**To do**
Provide an exact copy of the data, excluding the images.

* START Data records *

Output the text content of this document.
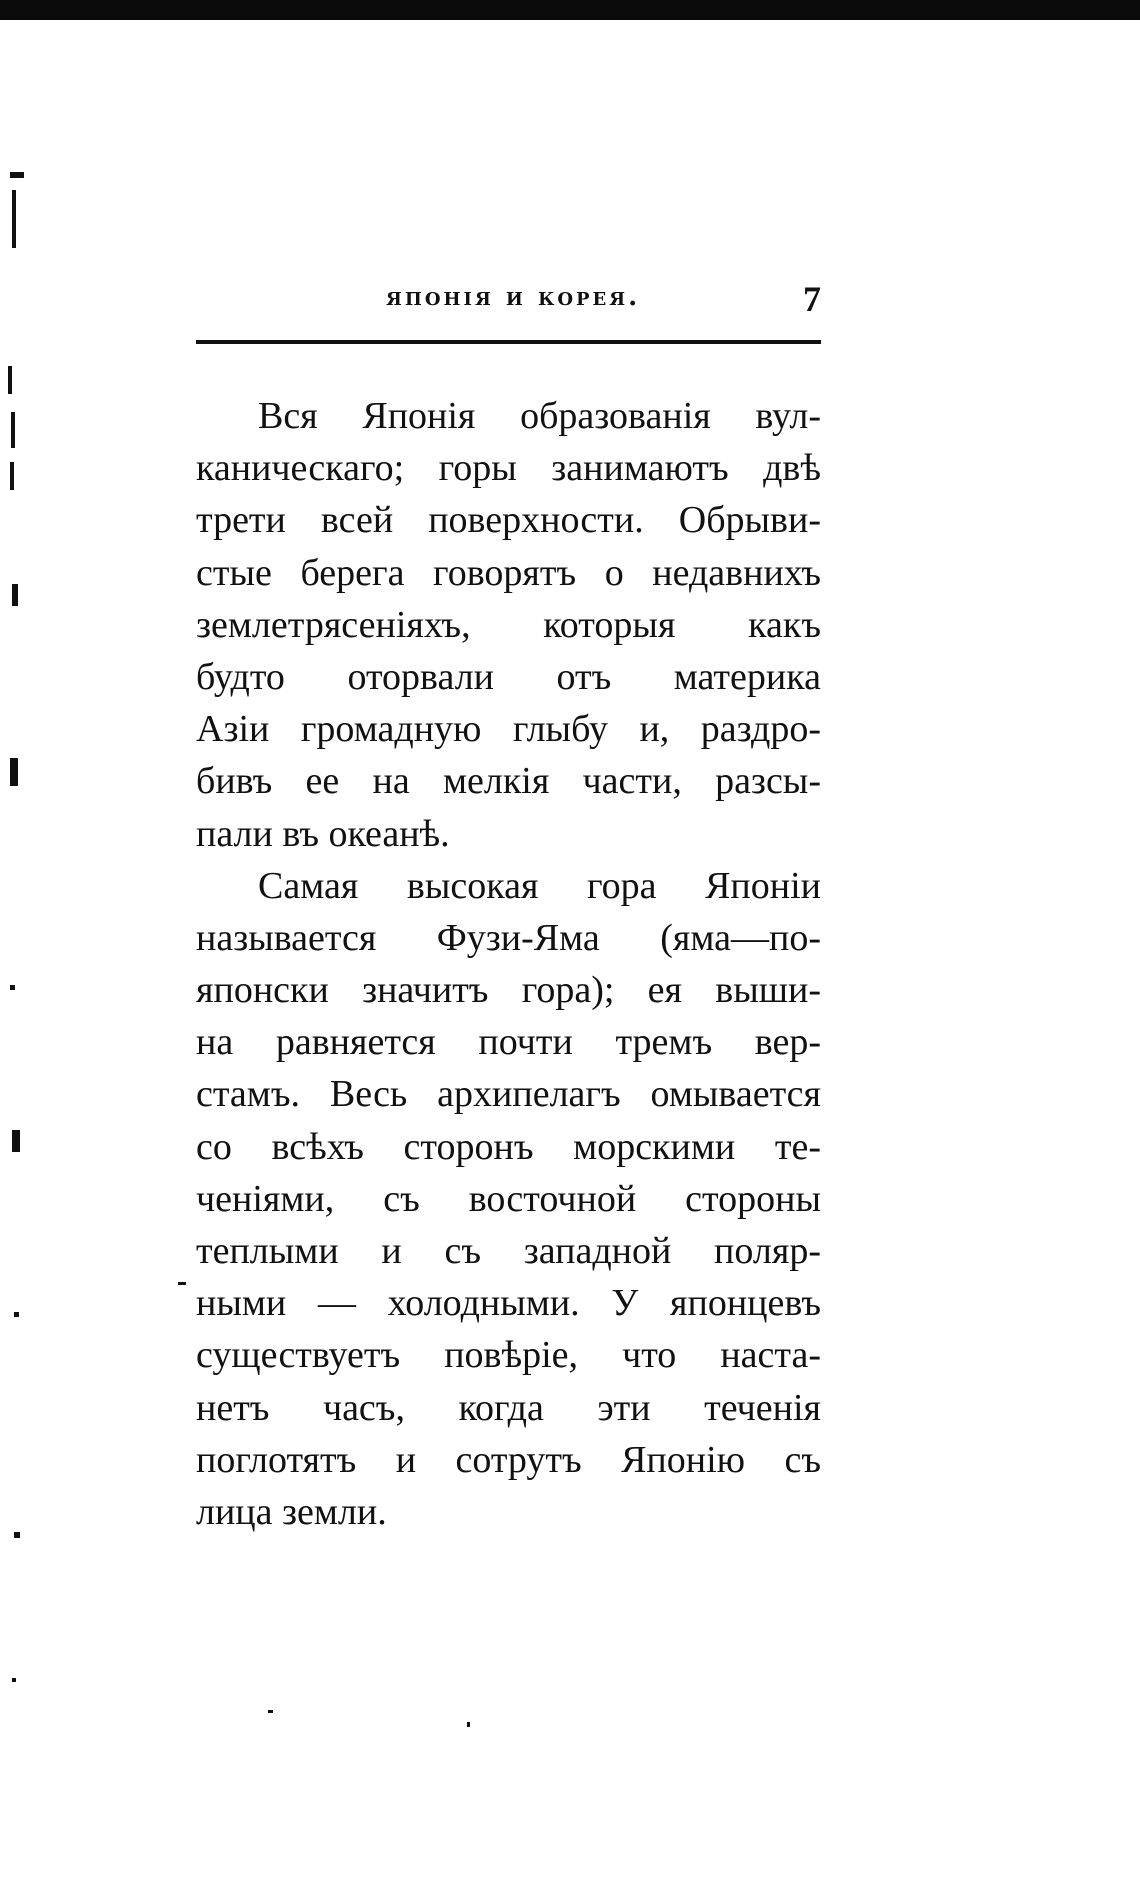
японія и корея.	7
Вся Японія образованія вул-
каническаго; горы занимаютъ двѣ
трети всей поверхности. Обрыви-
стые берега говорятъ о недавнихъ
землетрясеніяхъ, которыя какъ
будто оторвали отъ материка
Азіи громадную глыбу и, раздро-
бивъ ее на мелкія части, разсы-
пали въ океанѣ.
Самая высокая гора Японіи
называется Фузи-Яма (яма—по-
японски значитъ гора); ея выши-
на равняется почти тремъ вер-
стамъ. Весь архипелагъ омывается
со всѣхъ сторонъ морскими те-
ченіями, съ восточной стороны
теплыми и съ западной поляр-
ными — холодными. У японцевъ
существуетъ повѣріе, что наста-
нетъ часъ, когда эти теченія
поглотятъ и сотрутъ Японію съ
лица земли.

* END Data records *

**The result**
Output the text content of this document.
японія и корея.	7
Вся Японія образованія вул-
каническаго; горы занимаютъ двѣ
трети всей поверхности. Обрыви-
стые берега говорятъ о недавнихъ
землетрясеніяхъ, которыя какъ
будто оторвали отъ материка
Азіи громадную глыбу и, раздро-
бивъ ее на мелкія части, разсы-
пали въ океанѣ.
Самая высокая гора Японіи
называется Фузи-Яма (яма—по-
японски значитъ гора); ея выши-
на равняется почти тремъ вер-
стамъ. Весь архипелагъ омывается
со всѣхъ сторонъ морскими те-
ченіями, съ восточной стороны
теплыми и съ западной поляр-
ными — холодными. У японцевъ
существуетъ повѣріе, что наста-
нетъ часъ, когда эти теченія
поглотятъ и сотрутъ Японію съ
лица земли.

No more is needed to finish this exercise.